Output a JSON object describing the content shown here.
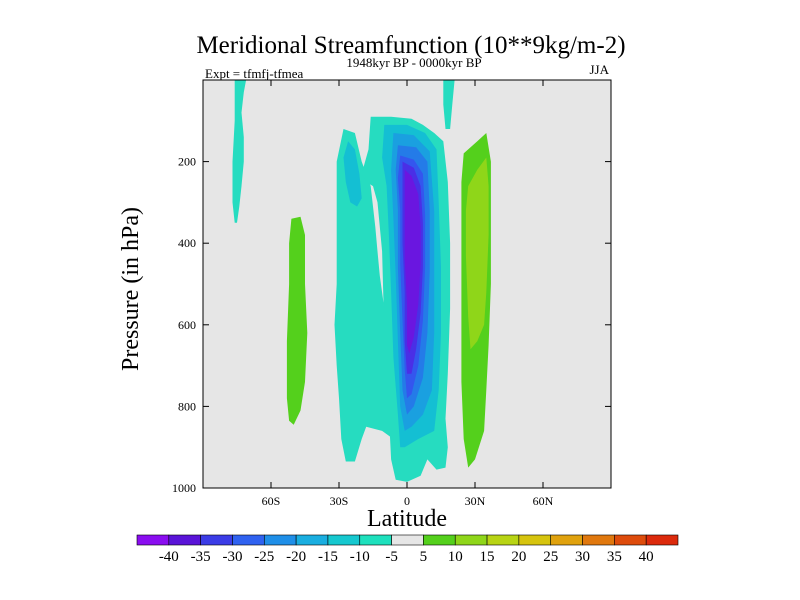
{
  "chart_data": {
    "type": "contour",
    "title": "Meridional Streamfunction (10**9kg/m-2)",
    "subtitle": "1948kyr BP - 0000kyr BP",
    "experiment": "Expt = tfmfj-tfmea",
    "season": "JJA",
    "xlabel": "Latitude",
    "ylabel": "Pressure (in hPa)",
    "xlim": [
      -90,
      90
    ],
    "ylim": [
      1000,
      0
    ],
    "x_ticks": [
      {
        "value": -60,
        "label": "60S"
      },
      {
        "value": -30,
        "label": "30S"
      },
      {
        "value": 0,
        "label": "0"
      },
      {
        "value": 30,
        "label": "30N"
      },
      {
        "value": 60,
        "label": "60N"
      }
    ],
    "y_ticks": [
      {
        "value": 200,
        "label": "200"
      },
      {
        "value": 400,
        "label": "400"
      },
      {
        "value": 600,
        "label": "600"
      },
      {
        "value": 800,
        "label": "800"
      },
      {
        "value": 1000,
        "label": "1000"
      }
    ],
    "background_color": "#e6e6e6",
    "levels": [
      -40,
      -35,
      -30,
      -25,
      -20,
      -15,
      -10,
      -5,
      5,
      10,
      15,
      20,
      25,
      30,
      35,
      40
    ],
    "colorbar_colors": [
      "#8a0df0",
      "#5a14d8",
      "#3b3ce6",
      "#2f62f0",
      "#1f8fe8",
      "#1aaee0",
      "#16c8cf",
      "#1ee0bd",
      "#e6e6e6",
      "#54d01c",
      "#8fd619",
      "#b8d414",
      "#d6c40e",
      "#e0a20e",
      "#e0780e",
      "#de4c0c",
      "#dc2a0c"
    ],
    "fill_colors": {
      "-40": "#8a0df0",
      "-35": "#6a16e0",
      "-30": "#4a2fe6",
      "-25": "#3456ee",
      "-20": "#247be8",
      "-15": "#1aa0e0",
      "-10": "#14bfd3",
      "-5": "#26dcc0",
      "5": "#54d01c",
      "10": "#8fd619"
    },
    "regions": [
      {
        "level": -5,
        "points": [
          [
            -76,
            0
          ],
          [
            -71,
            0
          ],
          [
            -72,
            30
          ],
          [
            -73,
            80
          ],
          [
            -72,
            140
          ],
          [
            -72,
            200
          ],
          [
            -73,
            260
          ],
          [
            -74,
            310
          ],
          [
            -75,
            350
          ],
          [
            -76,
            350
          ],
          [
            -77,
            300
          ],
          [
            -77,
            200
          ],
          [
            -76,
            100
          ]
        ]
      },
      {
        "level": 5,
        "points": [
          [
            -51,
            340
          ],
          [
            -47,
            335
          ],
          [
            -45,
            380
          ],
          [
            -45,
            500
          ],
          [
            -44,
            620
          ],
          [
            -45,
            740
          ],
          [
            -47,
            810
          ],
          [
            -50,
            845
          ],
          [
            -52,
            835
          ],
          [
            -53,
            780
          ],
          [
            -53,
            640
          ],
          [
            -52,
            500
          ],
          [
            -52,
            400
          ]
        ]
      },
      {
        "level": -5,
        "points": [
          [
            -28,
            120
          ],
          [
            -23,
            130
          ],
          [
            -20,
            200
          ],
          [
            -16,
            260
          ],
          [
            -14,
            360
          ],
          [
            -13,
            420
          ],
          [
            -12,
            480
          ],
          [
            -10,
            560
          ],
          [
            -8,
            640
          ],
          [
            -5,
            720
          ],
          [
            -3,
            770
          ],
          [
            -1,
            820
          ],
          [
            -2,
            860
          ],
          [
            -6,
            880
          ],
          [
            -11,
            860
          ],
          [
            -18,
            850
          ],
          [
            -20,
            880
          ],
          [
            -23,
            935
          ],
          [
            -27,
            935
          ],
          [
            -29,
            880
          ],
          [
            -30,
            780
          ],
          [
            -31,
            700
          ],
          [
            -32,
            600
          ],
          [
            -31,
            500
          ],
          [
            -31,
            400
          ],
          [
            -31,
            300
          ],
          [
            -31,
            200
          ]
        ]
      },
      {
        "level": -10,
        "points": [
          [
            -26,
            150
          ],
          [
            -23,
            170
          ],
          [
            -21,
            230
          ],
          [
            -20,
            290
          ],
          [
            -22,
            310
          ],
          [
            -25,
            300
          ],
          [
            -27,
            250
          ],
          [
            -28,
            190
          ]
        ]
      },
      {
        "level": -5,
        "points": [
          [
            -16,
            90
          ],
          [
            -7,
            90
          ],
          [
            2,
            95
          ],
          [
            7,
            110
          ],
          [
            12,
            130
          ],
          [
            16,
            150
          ],
          [
            18,
            250
          ],
          [
            19,
            400
          ],
          [
            19,
            560
          ],
          [
            18,
            720
          ],
          [
            17,
            830
          ],
          [
            18,
            900
          ],
          [
            17,
            950
          ],
          [
            13,
            955
          ],
          [
            9,
            930
          ],
          [
            6,
            970
          ],
          [
            0,
            985
          ],
          [
            -5,
            980
          ],
          [
            -7,
            930
          ],
          [
            -8,
            820
          ],
          [
            -10,
            620
          ],
          [
            -11,
            420
          ],
          [
            -13,
            300
          ],
          [
            -15,
            260
          ],
          [
            -18,
            250
          ],
          [
            -20,
            230
          ],
          [
            -17,
            170
          ]
        ]
      },
      {
        "level": -5,
        "points": [
          [
            16,
            0
          ],
          [
            21,
            0
          ],
          [
            20,
            60
          ],
          [
            19,
            120
          ],
          [
            17,
            120
          ],
          [
            16,
            60
          ]
        ]
      },
      {
        "level": -10,
        "points": [
          [
            -10,
            110
          ],
          [
            0,
            110
          ],
          [
            8,
            130
          ],
          [
            13,
            170
          ],
          [
            14,
            300
          ],
          [
            15,
            460
          ],
          [
            15,
            620
          ],
          [
            14,
            760
          ],
          [
            12,
            860
          ],
          [
            5,
            880
          ],
          [
            -1,
            900
          ],
          [
            -3,
            900
          ],
          [
            -4,
            820
          ],
          [
            -6,
            680
          ],
          [
            -7,
            520
          ],
          [
            -8,
            380
          ],
          [
            -9,
            260
          ],
          [
            -11,
            190
          ]
        ]
      },
      {
        "level": -15,
        "points": [
          [
            -6,
            130
          ],
          [
            3,
            135
          ],
          [
            10,
            175
          ],
          [
            12,
            320
          ],
          [
            12,
            480
          ],
          [
            12,
            620
          ],
          [
            11,
            760
          ],
          [
            7,
            820
          ],
          [
            2,
            850
          ],
          [
            -1,
            860
          ],
          [
            -3,
            800
          ],
          [
            -4,
            640
          ],
          [
            -5,
            480
          ],
          [
            -6,
            340
          ],
          [
            -7,
            220
          ]
        ]
      },
      {
        "level": -20,
        "points": [
          [
            -4,
            160
          ],
          [
            4,
            165
          ],
          [
            9,
            200
          ],
          [
            10,
            320
          ],
          [
            10,
            470
          ],
          [
            9,
            620
          ],
          [
            7,
            730
          ],
          [
            3,
            800
          ],
          [
            0,
            820
          ],
          [
            -2,
            760
          ],
          [
            -3,
            620
          ],
          [
            -4,
            460
          ],
          [
            -4,
            320
          ],
          [
            -5,
            220
          ]
        ]
      },
      {
        "level": -25,
        "points": [
          [
            -3,
            185
          ],
          [
            3,
            195
          ],
          [
            7,
            230
          ],
          [
            8,
            330
          ],
          [
            8,
            460
          ],
          [
            7,
            590
          ],
          [
            5,
            700
          ],
          [
            2,
            770
          ],
          [
            0,
            780
          ],
          [
            -1,
            710
          ],
          [
            -2,
            590
          ],
          [
            -3,
            450
          ],
          [
            -3,
            320
          ],
          [
            -4,
            240
          ]
        ]
      },
      {
        "level": -30,
        "points": [
          [
            -2,
            200
          ],
          [
            3,
            215
          ],
          [
            6,
            260
          ],
          [
            7,
            350
          ],
          [
            7,
            460
          ],
          [
            6,
            570
          ],
          [
            4,
            660
          ],
          [
            2,
            720
          ],
          [
            0,
            720
          ],
          [
            -1,
            640
          ],
          [
            -1,
            520
          ],
          [
            -2,
            400
          ],
          [
            -2,
            300
          ]
        ]
      },
      {
        "level": -35,
        "points": [
          [
            -1,
            220
          ],
          [
            2,
            235
          ],
          [
            5,
            280
          ],
          [
            6,
            360
          ],
          [
            6,
            450
          ],
          [
            5,
            550
          ],
          [
            3,
            630
          ],
          [
            1,
            670
          ],
          [
            0,
            650
          ],
          [
            0,
            550
          ],
          [
            -1,
            440
          ],
          [
            -1,
            330
          ]
        ]
      },
      {
        "level": 5,
        "points": [
          [
            25,
            180
          ],
          [
            31,
            150
          ],
          [
            35,
            130
          ],
          [
            37,
            200
          ],
          [
            37,
            340
          ],
          [
            37,
            500
          ],
          [
            36,
            650
          ],
          [
            35,
            760
          ],
          [
            34,
            860
          ],
          [
            30,
            930
          ],
          [
            27,
            950
          ],
          [
            25,
            880
          ],
          [
            24,
            740
          ],
          [
            24,
            560
          ],
          [
            24,
            380
          ],
          [
            24,
            250
          ]
        ]
      },
      {
        "level": 10,
        "points": [
          [
            27,
            260
          ],
          [
            31,
            220
          ],
          [
            35,
            190
          ],
          [
            36,
            260
          ],
          [
            36,
            380
          ],
          [
            35,
            520
          ],
          [
            34,
            600
          ],
          [
            31,
            640
          ],
          [
            28,
            660
          ],
          [
            27,
            580
          ],
          [
            26,
            430
          ],
          [
            26,
            320
          ]
        ]
      }
    ]
  }
}
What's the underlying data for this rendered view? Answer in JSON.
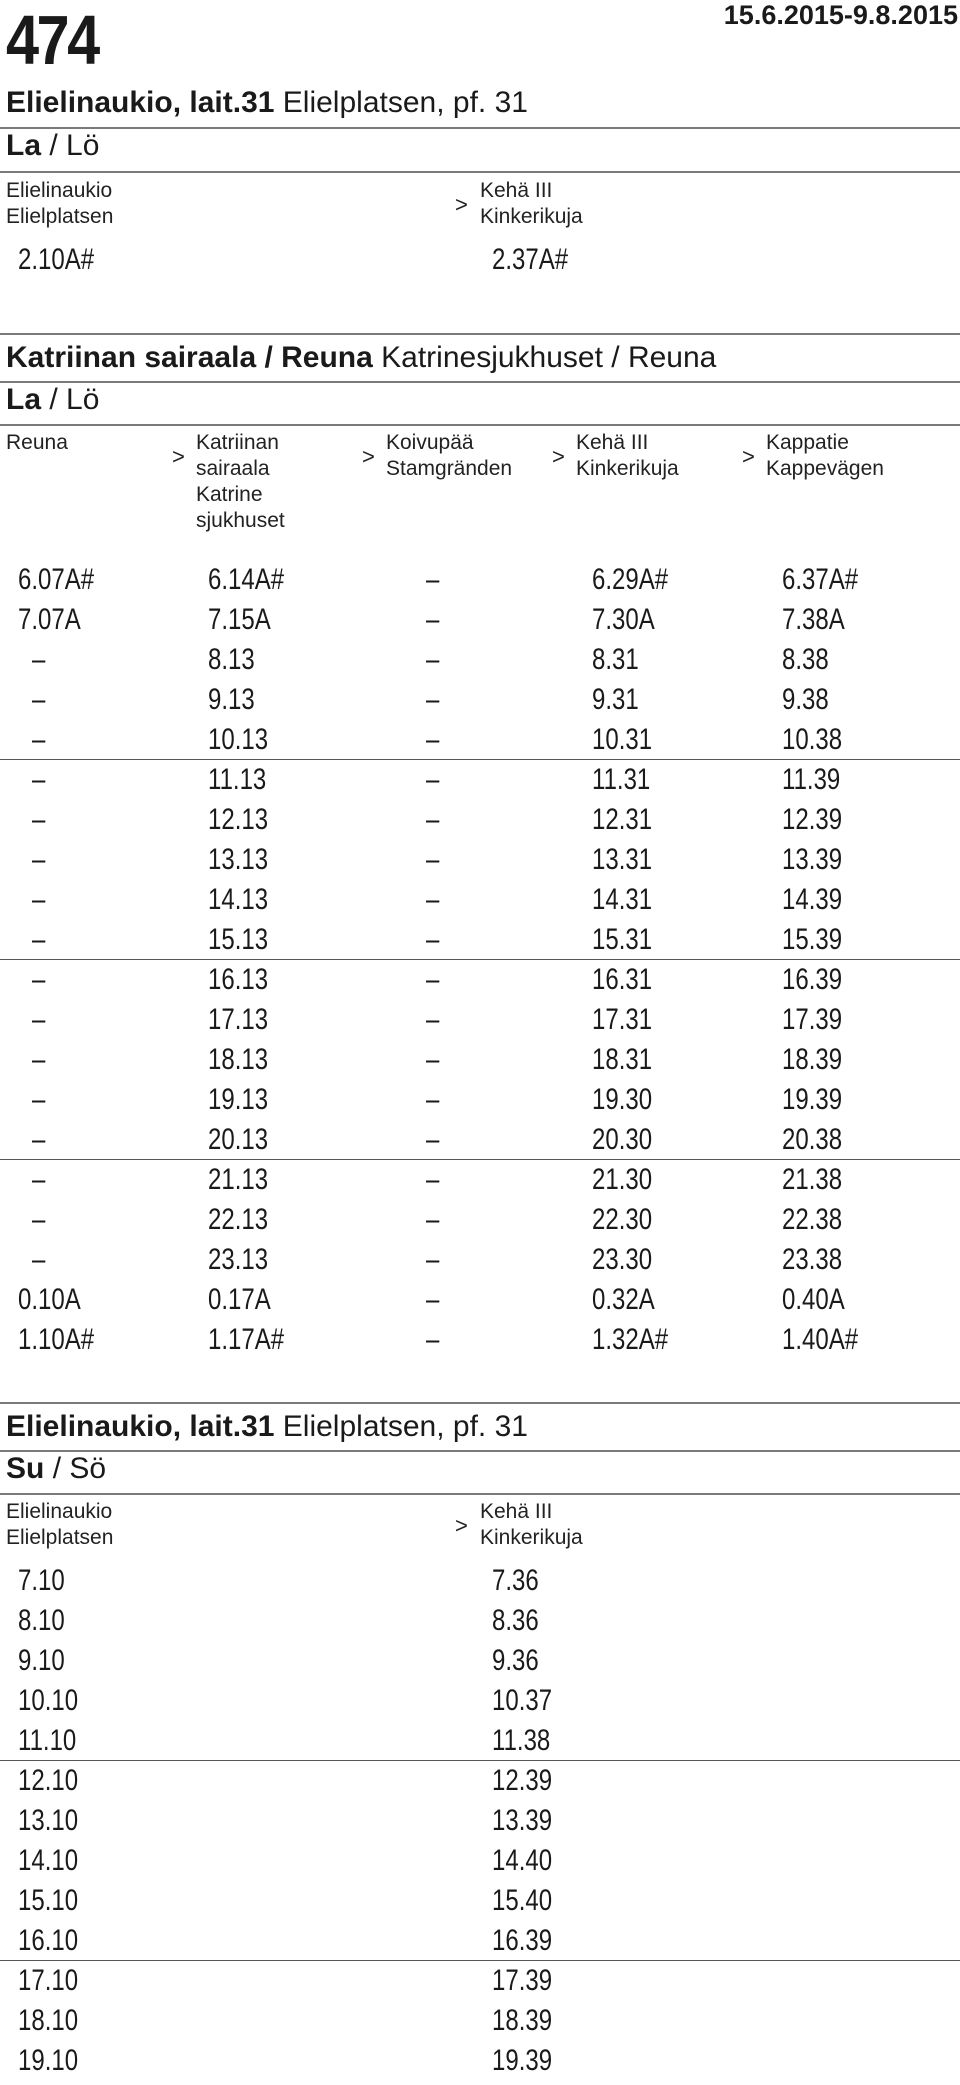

════════════════════

» **What the exercise asks**: Look through the data above. Each line containing the word "value" needs to be copied.

» **Exercise response**:
        "value": -60,
        "value": -30,
        "value": 0,
        "value": 30,
        "value": 60,
        "value": 200,
        "value": 400,
        "value": 600,
        "value": 800,
        "value": 1000,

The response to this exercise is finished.